§ **What the task requires**
Output every line of the material exactly, omitting images.

§ **Exercise inputs**
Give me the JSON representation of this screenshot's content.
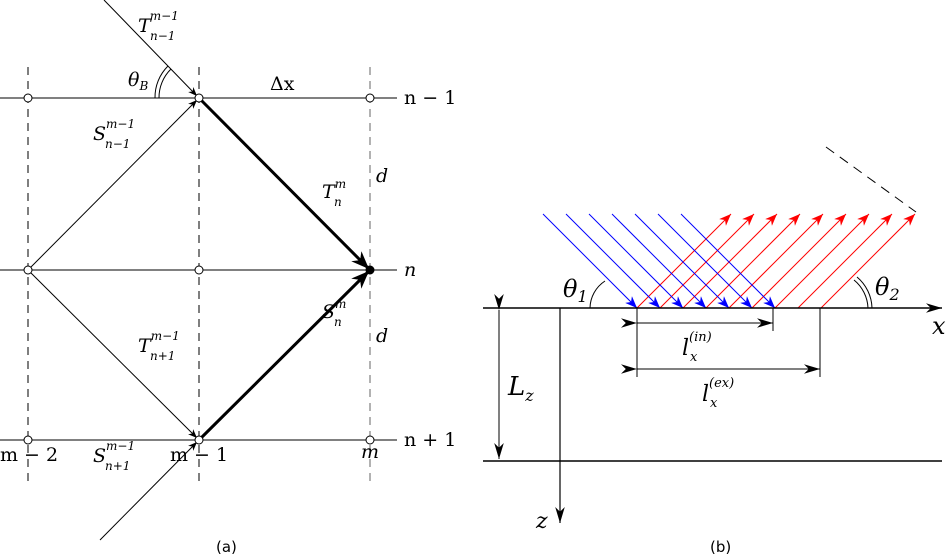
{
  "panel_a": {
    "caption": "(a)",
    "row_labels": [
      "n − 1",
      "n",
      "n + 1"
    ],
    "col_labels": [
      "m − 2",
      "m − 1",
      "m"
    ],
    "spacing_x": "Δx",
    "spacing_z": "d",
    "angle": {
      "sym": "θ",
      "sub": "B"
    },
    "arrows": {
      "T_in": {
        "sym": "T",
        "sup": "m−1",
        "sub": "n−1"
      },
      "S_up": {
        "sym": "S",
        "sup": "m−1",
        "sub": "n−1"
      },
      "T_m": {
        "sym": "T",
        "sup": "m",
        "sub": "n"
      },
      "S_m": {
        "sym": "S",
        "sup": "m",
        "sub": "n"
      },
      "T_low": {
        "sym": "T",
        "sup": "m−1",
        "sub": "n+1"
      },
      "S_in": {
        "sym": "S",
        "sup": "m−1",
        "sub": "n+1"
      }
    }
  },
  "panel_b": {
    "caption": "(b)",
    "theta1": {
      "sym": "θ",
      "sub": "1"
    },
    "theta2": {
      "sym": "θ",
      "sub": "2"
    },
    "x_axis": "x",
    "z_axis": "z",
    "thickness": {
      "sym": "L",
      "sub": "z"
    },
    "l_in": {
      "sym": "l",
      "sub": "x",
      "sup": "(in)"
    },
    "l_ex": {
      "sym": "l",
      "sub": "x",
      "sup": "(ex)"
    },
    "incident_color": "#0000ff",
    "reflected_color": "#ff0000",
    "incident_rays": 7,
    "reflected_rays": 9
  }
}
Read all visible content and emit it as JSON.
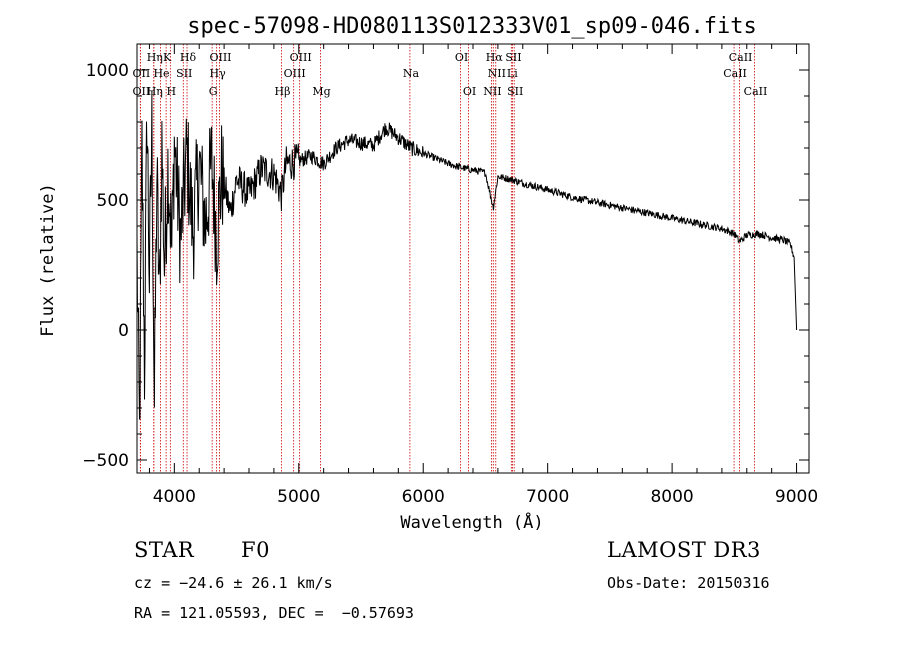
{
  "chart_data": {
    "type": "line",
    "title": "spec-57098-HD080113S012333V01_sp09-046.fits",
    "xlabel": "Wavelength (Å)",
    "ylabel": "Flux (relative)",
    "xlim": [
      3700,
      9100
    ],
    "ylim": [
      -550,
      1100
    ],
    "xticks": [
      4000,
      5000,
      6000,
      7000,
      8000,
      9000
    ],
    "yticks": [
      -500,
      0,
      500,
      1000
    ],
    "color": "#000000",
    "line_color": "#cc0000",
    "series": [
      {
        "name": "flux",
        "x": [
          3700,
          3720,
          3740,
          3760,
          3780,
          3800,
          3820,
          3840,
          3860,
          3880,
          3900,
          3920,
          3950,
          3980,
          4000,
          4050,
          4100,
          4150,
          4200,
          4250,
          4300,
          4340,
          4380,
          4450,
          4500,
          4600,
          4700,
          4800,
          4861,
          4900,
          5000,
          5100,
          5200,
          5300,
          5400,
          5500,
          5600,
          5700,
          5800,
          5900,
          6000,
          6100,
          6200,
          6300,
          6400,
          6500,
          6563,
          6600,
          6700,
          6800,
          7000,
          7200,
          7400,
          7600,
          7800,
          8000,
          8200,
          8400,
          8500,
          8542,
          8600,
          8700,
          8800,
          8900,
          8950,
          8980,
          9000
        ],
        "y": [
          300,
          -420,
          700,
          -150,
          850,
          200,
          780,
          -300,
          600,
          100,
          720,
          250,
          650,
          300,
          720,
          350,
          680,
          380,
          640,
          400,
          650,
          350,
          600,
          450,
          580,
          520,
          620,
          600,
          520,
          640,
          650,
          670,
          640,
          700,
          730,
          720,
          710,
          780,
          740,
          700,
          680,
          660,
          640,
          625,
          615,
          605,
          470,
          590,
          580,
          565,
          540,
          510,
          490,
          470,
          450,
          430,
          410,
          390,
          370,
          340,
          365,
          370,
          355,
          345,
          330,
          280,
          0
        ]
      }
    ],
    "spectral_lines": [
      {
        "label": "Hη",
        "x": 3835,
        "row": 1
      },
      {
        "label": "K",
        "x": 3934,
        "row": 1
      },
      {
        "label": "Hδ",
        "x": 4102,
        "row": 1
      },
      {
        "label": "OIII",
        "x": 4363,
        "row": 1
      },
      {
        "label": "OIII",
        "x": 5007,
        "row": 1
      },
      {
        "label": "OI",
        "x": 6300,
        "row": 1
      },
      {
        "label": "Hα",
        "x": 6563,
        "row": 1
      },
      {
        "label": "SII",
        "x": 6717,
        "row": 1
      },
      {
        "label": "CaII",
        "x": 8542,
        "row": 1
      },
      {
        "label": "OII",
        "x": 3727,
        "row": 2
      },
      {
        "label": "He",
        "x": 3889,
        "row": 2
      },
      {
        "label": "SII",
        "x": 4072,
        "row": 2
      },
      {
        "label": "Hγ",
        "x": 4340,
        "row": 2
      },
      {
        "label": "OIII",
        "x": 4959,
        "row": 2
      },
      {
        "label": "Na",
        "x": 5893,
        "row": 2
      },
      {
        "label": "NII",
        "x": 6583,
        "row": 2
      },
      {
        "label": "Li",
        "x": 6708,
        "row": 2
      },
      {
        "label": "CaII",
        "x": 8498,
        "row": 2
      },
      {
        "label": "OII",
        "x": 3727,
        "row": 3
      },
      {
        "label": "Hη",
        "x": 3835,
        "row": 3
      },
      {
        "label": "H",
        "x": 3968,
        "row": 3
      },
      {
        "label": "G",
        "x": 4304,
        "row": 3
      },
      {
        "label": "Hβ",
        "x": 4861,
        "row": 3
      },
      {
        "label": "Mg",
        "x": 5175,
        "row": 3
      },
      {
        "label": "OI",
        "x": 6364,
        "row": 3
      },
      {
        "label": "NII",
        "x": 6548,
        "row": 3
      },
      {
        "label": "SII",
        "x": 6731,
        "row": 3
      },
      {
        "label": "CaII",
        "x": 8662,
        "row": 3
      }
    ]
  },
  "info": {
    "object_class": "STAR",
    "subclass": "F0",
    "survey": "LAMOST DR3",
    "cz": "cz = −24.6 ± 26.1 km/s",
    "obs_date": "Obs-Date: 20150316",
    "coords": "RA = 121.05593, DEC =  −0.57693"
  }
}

§ **Reply**
Give me the JSON representation of this screenshot's content.
{
  "panel_a": {
    "caption": "(a)",
    "row_labels": [
      "n − 1",
      "n",
      "n + 1"
    ],
    "col_labels": [
      "m − 2",
      "m − 1",
      "m"
    ],
    "spacing_x": "Δx",
    "spacing_z": "d",
    "angle": {
      "sym": "θ",
      "sub": "B"
    },
    "arrows": {
      "T_in": {
        "sym": "T",
        "sup": "m−1",
        "sub": "n−1"
      },
      "S_up": {
        "sym": "S",
        "sup": "m−1",
        "sub": "n−1"
      },
      "T_m": {
        "sym": "T",
        "sup": "m",
        "sub": "n"
      },
      "S_m": {
        "sym": "S",
        "sup": "m",
        "sub": "n"
      },
      "T_low": {
        "sym": "T",
        "sup": "m−1",
        "sub": "n+1"
      },
      "S_in": {
        "sym": "S",
        "sup": "m−1",
        "sub": "n+1"
      }
    }
  },
  "panel_b": {
    "caption": "(b)",
    "theta1": {
      "sym": "θ",
      "sub": "1"
    },
    "theta2": {
      "sym": "θ",
      "sub": "2"
    },
    "x_axis": "x",
    "z_axis": "z",
    "thickness": {
      "sym": "L",
      "sub": "z"
    },
    "l_in": {
      "sym": "l",
      "sub": "x",
      "sup": "(in)"
    },
    "l_ex": {
      "sym": "l",
      "sub": "x",
      "sup": "(ex)"
    },
    "incident_color": "#0000ff",
    "reflected_color": "#ff0000",
    "incident_rays": 7,
    "reflected_rays": 9
  }
}
Read all visible content and emit it as JSON.
{
  "chart_data": {
    "type": "line",
    "title": "spec-57098-HD080113S012333V01_sp09-046.fits",
    "xlabel": "Wavelength (Å)",
    "ylabel": "Flux (relative)",
    "xlim": [
      3700,
      9100
    ],
    "ylim": [
      -550,
      1100
    ],
    "xticks": [
      4000,
      5000,
      6000,
      7000,
      8000,
      9000
    ],
    "yticks": [
      -500,
      0,
      500,
      1000
    ],
    "color": "#000000",
    "line_color": "#cc0000",
    "series": [
      {
        "name": "flux",
        "x": [
          3700,
          3720,
          3740,
          3760,
          3780,
          3800,
          3820,
          3840,
          3860,
          3880,
          3900,
          3920,
          3950,
          3980,
          4000,
          4050,
          4100,
          4150,
          4200,
          4250,
          4300,
          4340,
          4380,
          4450,
          4500,
          4600,
          4700,
          4800,
          4861,
          4900,
          5000,
          5100,
          5200,
          5300,
          5400,
          5500,
          5600,
          5700,
          5800,
          5900,
          6000,
          6100,
          6200,
          6300,
          6400,
          6500,
          6563,
          6600,
          6700,
          6800,
          7000,
          7200,
          7400,
          7600,
          7800,
          8000,
          8200,
          8400,
          8500,
          8542,
          8600,
          8700,
          8800,
          8900,
          8950,
          8980,
          9000
        ],
        "y": [
          300,
          -420,
          700,
          -150,
          850,
          200,
          780,
          -300,
          600,
          100,
          720,
          250,
          650,
          300,
          720,
          350,
          680,
          380,
          640,
          400,
          650,
          350,
          600,
          450,
          580,
          520,
          620,
          600,
          520,
          640,
          650,
          670,
          640,
          700,
          730,
          720,
          710,
          780,
          740,
          700,
          680,
          660,
          640,
          625,
          615,
          605,
          470,
          590,
          580,
          565,
          540,
          510,
          490,
          470,
          450,
          430,
          410,
          390,
          370,
          340,
          365,
          370,
          355,
          345,
          330,
          280,
          0
        ]
      }
    ],
    "spectral_lines": [
      {
        "label": "Hη",
        "x": 3835,
        "row": 1
      },
      {
        "label": "K",
        "x": 3934,
        "row": 1
      },
      {
        "label": "Hδ",
        "x": 4102,
        "row": 1
      },
      {
        "label": "OIII",
        "x": 4363,
        "row": 1
      },
      {
        "label": "OIII",
        "x": 5007,
        "row": 1
      },
      {
        "label": "OI",
        "x": 6300,
        "row": 1
      },
      {
        "label": "Hα",
        "x": 6563,
        "row": 1
      },
      {
        "label": "SII",
        "x": 6717,
        "row": 1
      },
      {
        "label": "CaII",
        "x": 8542,
        "row": 1
      },
      {
        "label": "OII",
        "x": 3727,
        "row": 2
      },
      {
        "label": "He",
        "x": 3889,
        "row": 2
      },
      {
        "label": "SII",
        "x": 4072,
        "row": 2
      },
      {
        "label": "Hγ",
        "x": 4340,
        "row": 2
      },
      {
        "label": "OIII",
        "x": 4959,
        "row": 2
      },
      {
        "label": "Na",
        "x": 5893,
        "row": 2
      },
      {
        "label": "NII",
        "x": 6583,
        "row": 2
      },
      {
        "label": "Li",
        "x": 6708,
        "row": 2
      },
      {
        "label": "CaII",
        "x": 8498,
        "row": 2
      },
      {
        "label": "OII",
        "x": 3727,
        "row": 3
      },
      {
        "label": "Hη",
        "x": 3835,
        "row": 3
      },
      {
        "label": "H",
        "x": 3968,
        "row": 3
      },
      {
        "label": "G",
        "x": 4304,
        "row": 3
      },
      {
        "label": "Hβ",
        "x": 4861,
        "row": 3
      },
      {
        "label": "Mg",
        "x": 5175,
        "row": 3
      },
      {
        "label": "OI",
        "x": 6364,
        "row": 3
      },
      {
        "label": "NII",
        "x": 6548,
        "row": 3
      },
      {
        "label": "SII",
        "x": 6731,
        "row": 3
      },
      {
        "label": "CaII",
        "x": 8662,
        "row": 3
      }
    ]
  },
  "info": {
    "object_class": "STAR",
    "subclass": "F0",
    "survey": "LAMOST DR3",
    "cz": "cz = −24.6 ± 26.1 km/s",
    "obs_date": "Obs-Date: 20150316",
    "coords": "RA = 121.05593, DEC =  −0.57693"
  }
}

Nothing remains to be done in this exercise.